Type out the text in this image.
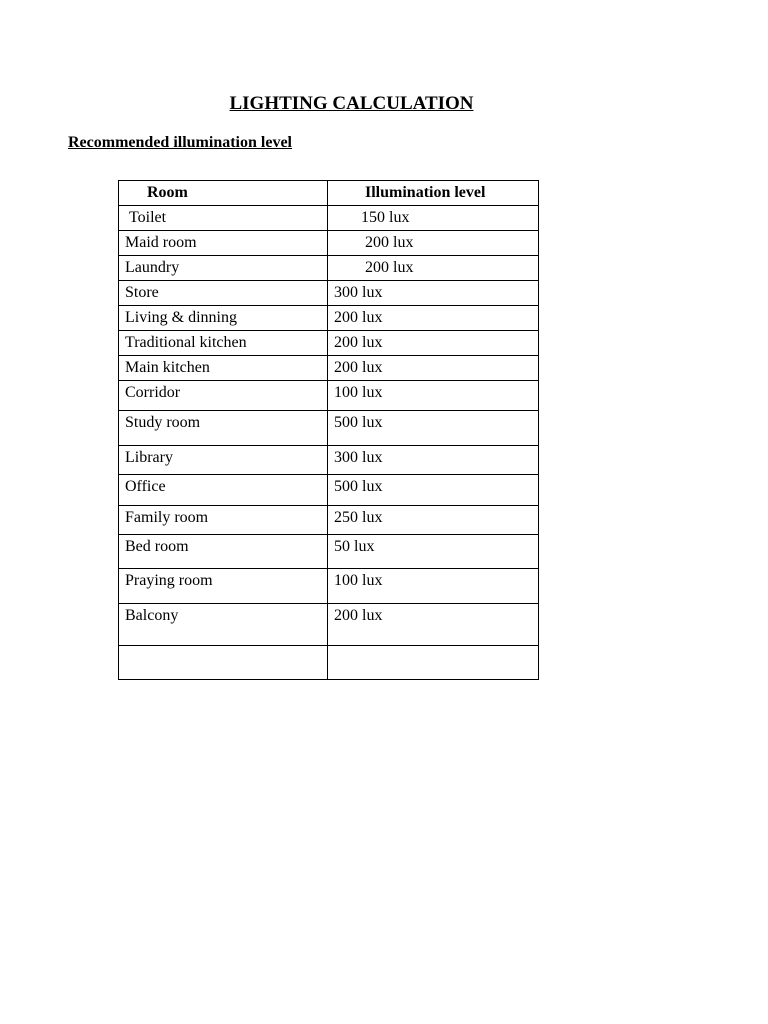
LIGHTING CALCULATION
Recommended illumination level
Room	Illumination level
Toilet	150 lux
Maid room	200 lux
Laundry	200 lux
Store	300 lux
Living & dinning	200 lux
Traditional kitchen	200 lux
Main kitchen	200 lux
Corridor	100 lux
Study room	500 lux
Library	300 lux
Office	500 lux
Family room	250 lux
Bed room	50 lux
Praying room	100 lux
Balcony	200 lux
━━━━━━━━━━
Write out the listing word for word, omitting the pictures it holds.

## FINISHED EXERCISE
Type out the text in this image.
LIGHTING CALCULATION
Recommended illumination level
Room	Illumination level
Toilet	150 lux
Maid room	200 lux
Laundry	200 lux
Store	300 lux
Living & dinning	200 lux
Traditional kitchen	200 lux
Main kitchen	200 lux
Corridor	100 lux
Study room	500 lux
Library	300 lux
Office	500 lux
Family room	250 lux
Bed room	50 lux
Praying room	100 lux
Balcony	200 lux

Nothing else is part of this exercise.